• _What you will do_
Copy nothing but the text: reproduce each line of the listing exactly and leave the pictures out.

• _Records for processing_
* * *

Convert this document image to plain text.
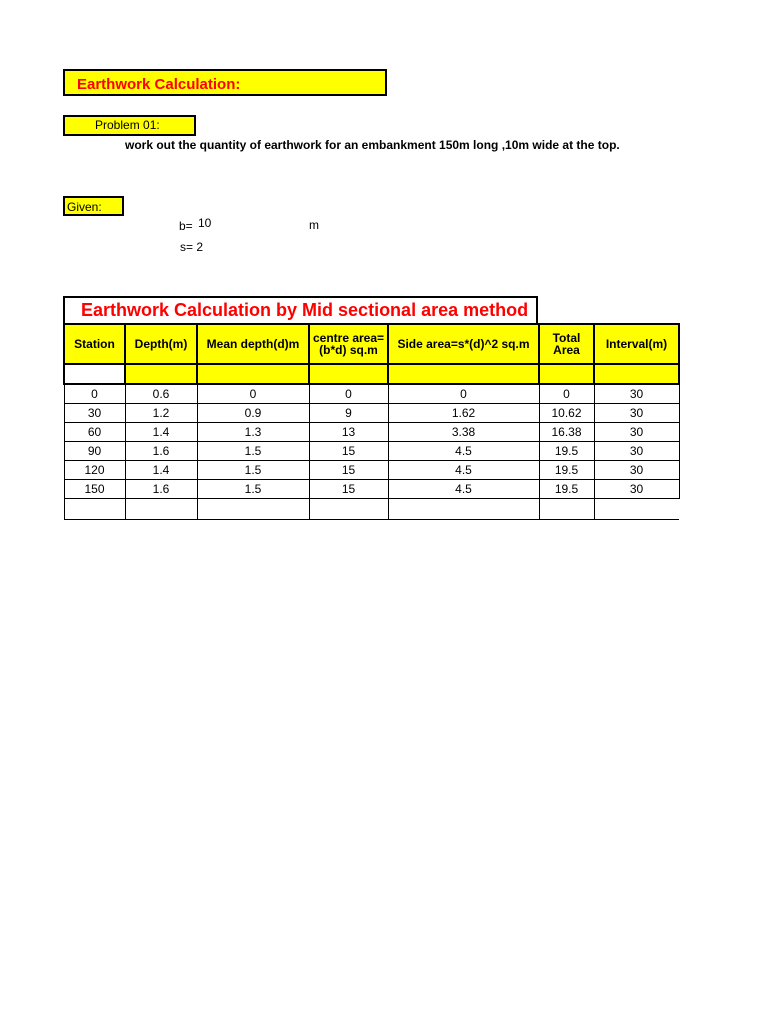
Earthwork Calculation:
Problem 01:
work out the quantity of earthwork for an embankment 150m long ,10m wide at the top.
Given:
b= 10	m
s= 2
Earthwork Calculation by Mid sectional area method
Station	Depth(m)	Mean depth(d)m	centre area=(b*d) sq.m	Side area=s*(d)^2 sq.m	Total Area	Interval(m)

0	0.6	0	0	0	0	30
30	1.2	0.9	9	1.62	10.62	30
60	1.4	1.3	13	3.38	16.38	30
90	1.6	1.5	15	4.5	19.5	30
120	1.4	1.5	15	4.5	19.5	30
150	1.6	1.5	15	4.5	19.5	30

* * *

• _Exercise output_
Convert this document image to plain text.
Earthwork Calculation:
Problem 01:
work out the quantity of earthwork for an embankment 150m long ,10m wide at the top.
Given:
b= 10	m
s= 2
Earthwork Calculation by Mid sectional area method
Station	Depth(m)	Mean depth(d)m	centre area=(b*d) sq.m	Side area=s*(d)^2 sq.m	Total Area	Interval(m)

0	0.6	0	0	0	0	30
30	1.2	0.9	9	1.62	10.62	30
60	1.4	1.3	13	3.38	16.38	30
90	1.6	1.5	15	4.5	19.5	30
120	1.4	1.5	15	4.5	19.5	30
150	1.6	1.5	15	4.5	19.5	30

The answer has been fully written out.